■ TASK REQUIREMENTS ■
Print every entry word for word, but omit the pictures.

** start of DATA LISTING **

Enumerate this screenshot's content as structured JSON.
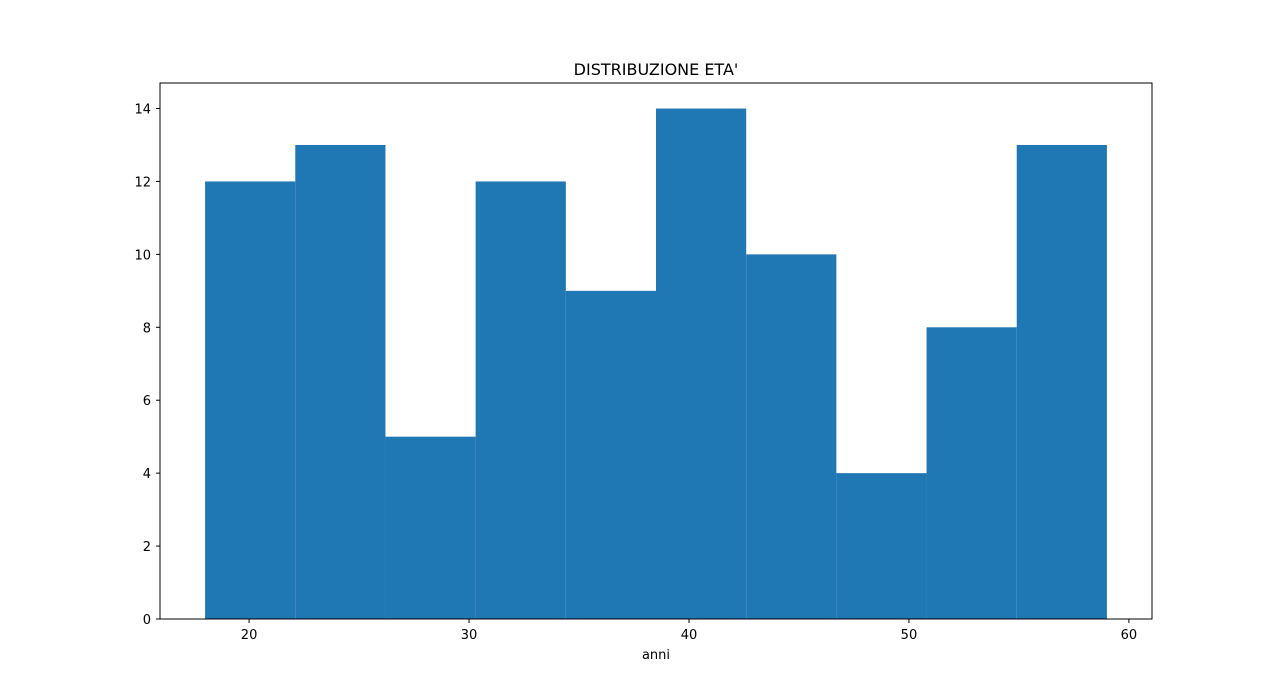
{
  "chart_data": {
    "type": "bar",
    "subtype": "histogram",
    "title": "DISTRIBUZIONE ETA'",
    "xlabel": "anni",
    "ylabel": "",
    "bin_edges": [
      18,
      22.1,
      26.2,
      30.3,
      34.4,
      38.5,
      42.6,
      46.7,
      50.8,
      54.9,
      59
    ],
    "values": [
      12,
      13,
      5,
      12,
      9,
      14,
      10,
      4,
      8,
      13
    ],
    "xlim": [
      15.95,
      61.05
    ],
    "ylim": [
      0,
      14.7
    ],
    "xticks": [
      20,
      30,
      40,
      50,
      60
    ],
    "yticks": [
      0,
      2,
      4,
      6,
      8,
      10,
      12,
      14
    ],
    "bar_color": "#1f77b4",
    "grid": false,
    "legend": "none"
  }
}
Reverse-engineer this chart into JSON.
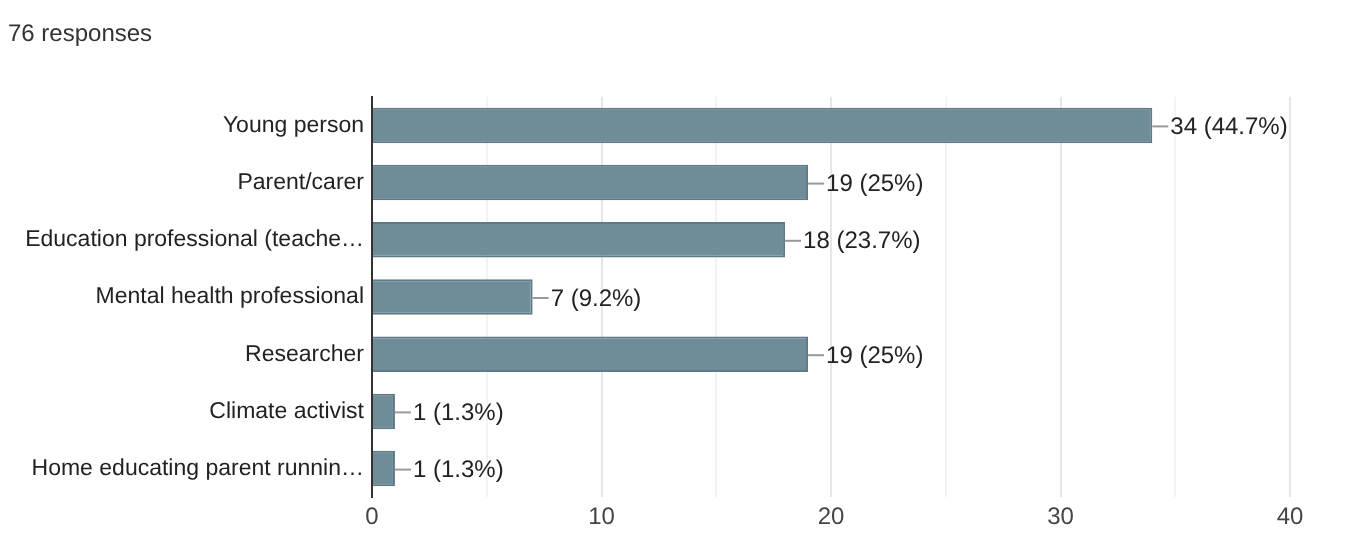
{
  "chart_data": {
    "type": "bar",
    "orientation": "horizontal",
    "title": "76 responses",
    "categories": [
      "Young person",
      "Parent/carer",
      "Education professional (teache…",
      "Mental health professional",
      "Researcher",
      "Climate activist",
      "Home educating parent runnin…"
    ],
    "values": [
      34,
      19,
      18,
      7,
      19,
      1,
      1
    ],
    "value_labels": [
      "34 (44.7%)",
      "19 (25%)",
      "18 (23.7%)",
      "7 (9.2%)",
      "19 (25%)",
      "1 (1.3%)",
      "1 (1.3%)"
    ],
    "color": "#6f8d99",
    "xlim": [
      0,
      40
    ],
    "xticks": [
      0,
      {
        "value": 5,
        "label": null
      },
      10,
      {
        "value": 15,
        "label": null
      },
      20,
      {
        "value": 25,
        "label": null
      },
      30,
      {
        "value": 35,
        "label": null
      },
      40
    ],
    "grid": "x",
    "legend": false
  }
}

** end of DATA LISTING **

■ FINISHED ANSWER ■
Enumerate this screenshot's content as structured JSON.
{
  "chart_data": {
    "type": "bar",
    "subtype": "histogram",
    "title": "DISTRIBUZIONE ETA'",
    "xlabel": "anni",
    "ylabel": "",
    "bin_edges": [
      18,
      22.1,
      26.2,
      30.3,
      34.4,
      38.5,
      42.6,
      46.7,
      50.8,
      54.9,
      59
    ],
    "values": [
      12,
      13,
      5,
      12,
      9,
      14,
      10,
      4,
      8,
      13
    ],
    "xlim": [
      15.95,
      61.05
    ],
    "ylim": [
      0,
      14.7
    ],
    "xticks": [
      20,
      30,
      40,
      50,
      60
    ],
    "yticks": [
      0,
      2,
      4,
      6,
      8,
      10,
      12,
      14
    ],
    "bar_color": "#1f77b4",
    "grid": false,
    "legend": "none"
  }
}
Reverse-engineer this chart into JSON.
{
  "chart_data": {
    "type": "bar",
    "orientation": "horizontal",
    "title": "76 responses",
    "categories": [
      "Young person",
      "Parent/carer",
      "Education professional (teache…",
      "Mental health professional",
      "Researcher",
      "Climate activist",
      "Home educating parent runnin…"
    ],
    "values": [
      34,
      19,
      18,
      7,
      19,
      1,
      1
    ],
    "value_labels": [
      "34 (44.7%)",
      "19 (25%)",
      "18 (23.7%)",
      "7 (9.2%)",
      "19 (25%)",
      "1 (1.3%)",
      "1 (1.3%)"
    ],
    "color": "#6f8d99",
    "xlim": [
      0,
      40
    ],
    "xticks": [
      0,
      {
        "value": 5,
        "label": null
      },
      10,
      {
        "value": 15,
        "label": null
      },
      20,
      {
        "value": 25,
        "label": null
      },
      30,
      {
        "value": 35,
        "label": null
      },
      40
    ],
    "grid": "x",
    "legend": false
  }
}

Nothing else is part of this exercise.